* Directions: Provide an exact transcription of all the records.

* Data section:
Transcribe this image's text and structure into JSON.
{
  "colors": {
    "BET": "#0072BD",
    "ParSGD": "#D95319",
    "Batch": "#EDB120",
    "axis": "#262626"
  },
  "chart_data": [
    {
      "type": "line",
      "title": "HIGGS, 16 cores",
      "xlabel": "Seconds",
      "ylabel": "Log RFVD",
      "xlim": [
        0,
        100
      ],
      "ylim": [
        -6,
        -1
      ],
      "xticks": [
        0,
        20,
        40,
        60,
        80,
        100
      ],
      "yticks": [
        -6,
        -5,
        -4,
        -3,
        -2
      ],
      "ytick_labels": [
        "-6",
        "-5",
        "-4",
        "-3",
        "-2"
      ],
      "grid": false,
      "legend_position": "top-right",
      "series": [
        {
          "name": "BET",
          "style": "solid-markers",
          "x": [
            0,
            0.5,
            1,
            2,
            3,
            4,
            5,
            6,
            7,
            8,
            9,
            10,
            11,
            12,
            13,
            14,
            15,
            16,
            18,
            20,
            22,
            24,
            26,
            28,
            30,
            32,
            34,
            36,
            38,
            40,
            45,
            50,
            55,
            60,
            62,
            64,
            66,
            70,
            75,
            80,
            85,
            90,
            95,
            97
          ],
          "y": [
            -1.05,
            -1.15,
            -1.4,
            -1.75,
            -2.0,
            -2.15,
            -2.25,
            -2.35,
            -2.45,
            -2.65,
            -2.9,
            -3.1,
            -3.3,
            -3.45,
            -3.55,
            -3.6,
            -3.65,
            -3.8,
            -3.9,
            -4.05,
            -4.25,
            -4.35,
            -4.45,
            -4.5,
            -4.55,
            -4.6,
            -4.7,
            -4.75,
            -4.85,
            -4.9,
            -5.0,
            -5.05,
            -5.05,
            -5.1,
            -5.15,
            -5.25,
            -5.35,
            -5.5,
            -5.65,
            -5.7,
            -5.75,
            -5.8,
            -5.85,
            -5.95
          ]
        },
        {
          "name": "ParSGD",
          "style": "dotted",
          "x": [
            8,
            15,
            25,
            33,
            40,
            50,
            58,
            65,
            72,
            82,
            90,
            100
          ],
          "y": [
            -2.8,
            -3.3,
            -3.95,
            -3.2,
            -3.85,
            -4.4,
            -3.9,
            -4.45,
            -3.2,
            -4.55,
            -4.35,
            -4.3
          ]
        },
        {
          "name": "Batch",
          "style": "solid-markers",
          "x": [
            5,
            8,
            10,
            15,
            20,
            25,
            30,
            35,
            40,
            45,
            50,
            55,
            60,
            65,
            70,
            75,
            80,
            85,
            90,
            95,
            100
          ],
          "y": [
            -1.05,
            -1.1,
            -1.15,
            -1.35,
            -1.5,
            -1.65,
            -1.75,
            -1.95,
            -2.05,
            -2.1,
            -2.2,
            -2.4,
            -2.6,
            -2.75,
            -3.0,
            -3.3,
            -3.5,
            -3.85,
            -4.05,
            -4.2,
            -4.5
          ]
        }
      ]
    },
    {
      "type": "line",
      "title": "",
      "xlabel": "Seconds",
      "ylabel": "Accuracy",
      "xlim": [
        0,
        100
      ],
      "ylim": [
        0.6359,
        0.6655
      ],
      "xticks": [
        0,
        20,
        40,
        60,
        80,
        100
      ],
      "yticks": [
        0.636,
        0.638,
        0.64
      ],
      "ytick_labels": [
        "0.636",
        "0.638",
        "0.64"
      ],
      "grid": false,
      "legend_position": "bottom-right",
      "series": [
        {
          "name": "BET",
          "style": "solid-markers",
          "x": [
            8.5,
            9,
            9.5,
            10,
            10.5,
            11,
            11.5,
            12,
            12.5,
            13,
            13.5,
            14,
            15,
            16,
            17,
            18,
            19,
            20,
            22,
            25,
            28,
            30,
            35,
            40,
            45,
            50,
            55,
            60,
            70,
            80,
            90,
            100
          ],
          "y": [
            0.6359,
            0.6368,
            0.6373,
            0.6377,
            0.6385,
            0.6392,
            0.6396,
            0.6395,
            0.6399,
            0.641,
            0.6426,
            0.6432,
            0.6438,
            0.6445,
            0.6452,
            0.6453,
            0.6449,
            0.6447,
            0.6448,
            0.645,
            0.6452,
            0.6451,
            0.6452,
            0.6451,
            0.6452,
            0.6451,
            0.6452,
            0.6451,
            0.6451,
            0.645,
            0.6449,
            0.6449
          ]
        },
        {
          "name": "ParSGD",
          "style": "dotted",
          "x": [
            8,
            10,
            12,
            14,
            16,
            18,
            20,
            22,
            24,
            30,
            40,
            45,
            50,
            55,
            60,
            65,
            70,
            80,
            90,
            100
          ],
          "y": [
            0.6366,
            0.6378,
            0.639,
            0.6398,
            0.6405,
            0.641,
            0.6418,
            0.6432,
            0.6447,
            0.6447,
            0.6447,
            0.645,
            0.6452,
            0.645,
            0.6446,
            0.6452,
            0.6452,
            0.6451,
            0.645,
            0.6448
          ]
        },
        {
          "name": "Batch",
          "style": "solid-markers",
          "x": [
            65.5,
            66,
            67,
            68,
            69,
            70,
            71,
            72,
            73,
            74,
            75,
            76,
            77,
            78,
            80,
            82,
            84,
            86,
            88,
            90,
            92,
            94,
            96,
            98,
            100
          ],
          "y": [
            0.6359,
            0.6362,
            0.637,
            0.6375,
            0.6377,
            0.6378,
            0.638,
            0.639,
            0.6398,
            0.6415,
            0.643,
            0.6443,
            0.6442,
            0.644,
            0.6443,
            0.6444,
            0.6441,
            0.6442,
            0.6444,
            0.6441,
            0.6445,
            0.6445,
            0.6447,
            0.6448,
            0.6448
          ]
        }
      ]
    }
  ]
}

* Response to this exercise:
Transcribe this image's text and structure into JSON.
{
  "colors": {
    "BET": "#0072BD",
    "ParSGD": "#D95319",
    "Batch": "#EDB120",
    "axis": "#262626"
  },
  "chart_data": [
    {
      "type": "line",
      "title": "HIGGS, 16 cores",
      "xlabel": "Seconds",
      "ylabel": "Log RFVD",
      "xlim": [
        0,
        100
      ],
      "ylim": [
        -6,
        -1
      ],
      "xticks": [
        0,
        20,
        40,
        60,
        80,
        100
      ],
      "yticks": [
        -6,
        -5,
        -4,
        -3,
        -2
      ],
      "ytick_labels": [
        "-6",
        "-5",
        "-4",
        "-3",
        "-2"
      ],
      "grid": false,
      "legend_position": "top-right",
      "series": [
        {
          "name": "BET",
          "style": "solid-markers",
          "x": [
            0,
            0.5,
            1,
            2,
            3,
            4,
            5,
            6,
            7,
            8,
            9,
            10,
            11,
            12,
            13,
            14,
            15,
            16,
            18,
            20,
            22,
            24,
            26,
            28,
            30,
            32,
            34,
            36,
            38,
            40,
            45,
            50,
            55,
            60,
            62,
            64,
            66,
            70,
            75,
            80,
            85,
            90,
            95,
            97
          ],
          "y": [
            -1.05,
            -1.15,
            -1.4,
            -1.75,
            -2.0,
            -2.15,
            -2.25,
            -2.35,
            -2.45,
            -2.65,
            -2.9,
            -3.1,
            -3.3,
            -3.45,
            -3.55,
            -3.6,
            -3.65,
            -3.8,
            -3.9,
            -4.05,
            -4.25,
            -4.35,
            -4.45,
            -4.5,
            -4.55,
            -4.6,
            -4.7,
            -4.75,
            -4.85,
            -4.9,
            -5.0,
            -5.05,
            -5.05,
            -5.1,
            -5.15,
            -5.25,
            -5.35,
            -5.5,
            -5.65,
            -5.7,
            -5.75,
            -5.8,
            -5.85,
            -5.95
          ]
        },
        {
          "name": "ParSGD",
          "style": "dotted",
          "x": [
            8,
            15,
            25,
            33,
            40,
            50,
            58,
            65,
            72,
            82,
            90,
            100
          ],
          "y": [
            -2.8,
            -3.3,
            -3.95,
            -3.2,
            -3.85,
            -4.4,
            -3.9,
            -4.45,
            -3.2,
            -4.55,
            -4.35,
            -4.3
          ]
        },
        {
          "name": "Batch",
          "style": "solid-markers",
          "x": [
            5,
            8,
            10,
            15,
            20,
            25,
            30,
            35,
            40,
            45,
            50,
            55,
            60,
            65,
            70,
            75,
            80,
            85,
            90,
            95,
            100
          ],
          "y": [
            -1.05,
            -1.1,
            -1.15,
            -1.35,
            -1.5,
            -1.65,
            -1.75,
            -1.95,
            -2.05,
            -2.1,
            -2.2,
            -2.4,
            -2.6,
            -2.75,
            -3.0,
            -3.3,
            -3.5,
            -3.85,
            -4.05,
            -4.2,
            -4.5
          ]
        }
      ]
    },
    {
      "type": "line",
      "title": "",
      "xlabel": "Seconds",
      "ylabel": "Accuracy",
      "xlim": [
        0,
        100
      ],
      "ylim": [
        0.6359,
        0.6655
      ],
      "xticks": [
        0,
        20,
        40,
        60,
        80,
        100
      ],
      "yticks": [
        0.636,
        0.638,
        0.64
      ],
      "ytick_labels": [
        "0.636",
        "0.638",
        "0.64"
      ],
      "grid": false,
      "legend_position": "bottom-right",
      "series": [
        {
          "name": "BET",
          "style": "solid-markers",
          "x": [
            8.5,
            9,
            9.5,
            10,
            10.5,
            11,
            11.5,
            12,
            12.5,
            13,
            13.5,
            14,
            15,
            16,
            17,
            18,
            19,
            20,
            22,
            25,
            28,
            30,
            35,
            40,
            45,
            50,
            55,
            60,
            70,
            80,
            90,
            100
          ],
          "y": [
            0.6359,
            0.6368,
            0.6373,
            0.6377,
            0.6385,
            0.6392,
            0.6396,
            0.6395,
            0.6399,
            0.641,
            0.6426,
            0.6432,
            0.6438,
            0.6445,
            0.6452,
            0.6453,
            0.6449,
            0.6447,
            0.6448,
            0.645,
            0.6452,
            0.6451,
            0.6452,
            0.6451,
            0.6452,
            0.6451,
            0.6452,
            0.6451,
            0.6451,
            0.645,
            0.6449,
            0.6449
          ]
        },
        {
          "name": "ParSGD",
          "style": "dotted",
          "x": [
            8,
            10,
            12,
            14,
            16,
            18,
            20,
            22,
            24,
            30,
            40,
            45,
            50,
            55,
            60,
            65,
            70,
            80,
            90,
            100
          ],
          "y": [
            0.6366,
            0.6378,
            0.639,
            0.6398,
            0.6405,
            0.641,
            0.6418,
            0.6432,
            0.6447,
            0.6447,
            0.6447,
            0.645,
            0.6452,
            0.645,
            0.6446,
            0.6452,
            0.6452,
            0.6451,
            0.645,
            0.6448
          ]
        },
        {
          "name": "Batch",
          "style": "solid-markers",
          "x": [
            65.5,
            66,
            67,
            68,
            69,
            70,
            71,
            72,
            73,
            74,
            75,
            76,
            77,
            78,
            80,
            82,
            84,
            86,
            88,
            90,
            92,
            94,
            96,
            98,
            100
          ],
          "y": [
            0.6359,
            0.6362,
            0.637,
            0.6375,
            0.6377,
            0.6378,
            0.638,
            0.639,
            0.6398,
            0.6415,
            0.643,
            0.6443,
            0.6442,
            0.644,
            0.6443,
            0.6444,
            0.6441,
            0.6442,
            0.6444,
            0.6441,
            0.6445,
            0.6445,
            0.6447,
            0.6448,
            0.6448
          ]
        }
      ]
    }
  ]
}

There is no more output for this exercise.